**Stated task 1:** Decide whether each statement below agrees with the excerpt on kernel ASDL system definitions, answering yes or no and quoting the deciding words of the excerpt: (a) The meaning functions for system definitions and expressions are defined inductively. (b) The symbol c is declared as a Variable. (c) The common parts of the semantics are parameterized by the type of the domain(s) of interpretation.
**Stated task 2:** Carry on the excerpt on kernel ASDL system definitions, starting from its last line.

**Excerpt:**
* * * * * * *

The syntax for kernel ASDL system definitions is:

\[
\begin{align*}
  f(a_1, \ldots, a_k) & \Rightarrow e_0 \\
  \text{where} & \\
  v_1 & \Leftarrow f_1 \cdot e_1 \\
  \ldots & \\
  v_n & \Leftarrow f_n \cdot e_n
\end{align*}
\]

The following declarations are assumed for the definitions in this section:

- \( a_1, \ldots, a_k, v_1, \ldots, v_n \) :: Variable (net names and generic parameters)
- \( f, f_1, \ldots, f_n \) :: System_definition
- \( c \) :: Atom + Bus_resolution_function
- \( e_0, \ldots, e_n, a'_1, \ldots, a'_k \) :: Expression

Since the semantics of all behavioral models of interest are fully compositional, it makes sense to
parameterize the common parts by the type of the domain(s) of interpretation, say \( \Pi \). The
meaning functions for system definitions and expressions are (potentially) partial functions,
defined inductively as follows (where \( \lambda \)-abstractions and "let" expressions have been introduced
for convenience of manipulation):
Msys :: System_definition -> (Di^n->Di) (n>=0 is the arity)

* * * * * * *

**Information supplied:**
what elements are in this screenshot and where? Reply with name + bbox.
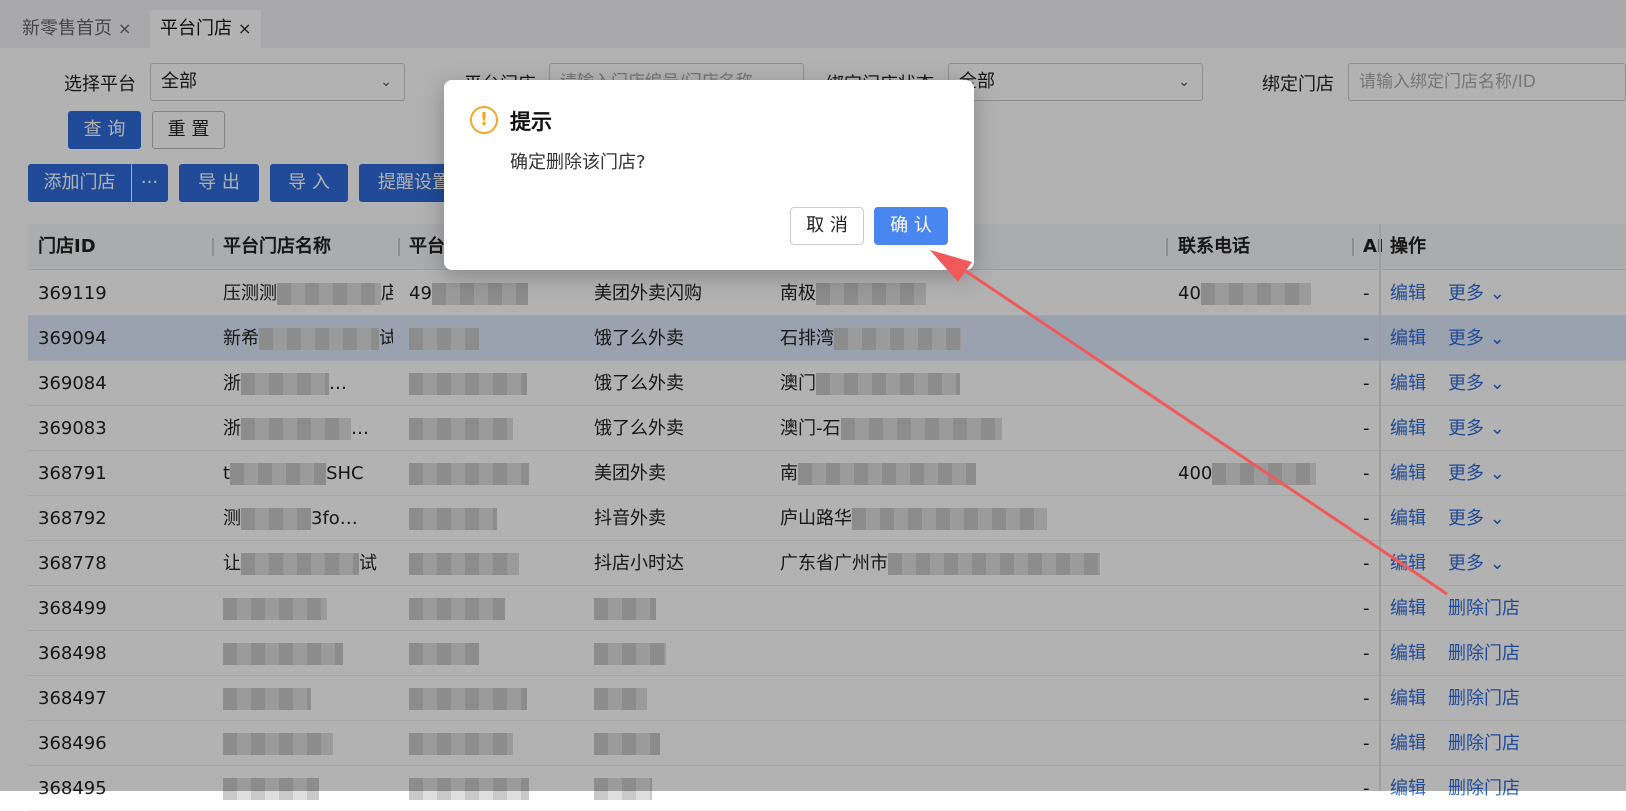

* * * * * * *

**Written answer 1:**
(a) Yes: "defined inductively as follows"
(b) No: "Atom + Bus_resolution_function"
(c) Yes: "parameterize the common parts by the type of the domain(s) of interpretation"

**Written answer 2:**
Msys [c] = Matom [c]
Msys [\lambda(a_1,\ldots,a_k) . e0 \ where (v_1,\ldots,v_n) <= (f_1 e_1,\ldots,f_n e_n)]

(a_1',\ldots,a_n')

= let (v_1',\ldots,v_n') =

fix (\lambda(v_1,\ldots,v_n).
(Msys [f_1]) (Mexp [e_1]),\ldots,Msys [f_n] (Mexp [e_n]))

in Mexp [e_0][a_1'/a_1,\ldots,a_k'/a_k, v_1'/v_1,\ldots,v_n'/v_n]

Mexp :: Expression -> Di
Mexp [f e] = Msys [f] (Mexp [e])
Mexp [\langle e_1,\ldots,e_n\rangle] = (Mexp [e_1],\ldots,Mexp [e_n])

Recursion is denoted explicitly by fix::(Di->Di) -> Di, the "fixpoint operator", that characterizes the least solution with respect to the partial ordering of the domain of interpretation, with the reduction rule: fix f => f (fix f). We will discuss, now, the specific behavioral models of interest.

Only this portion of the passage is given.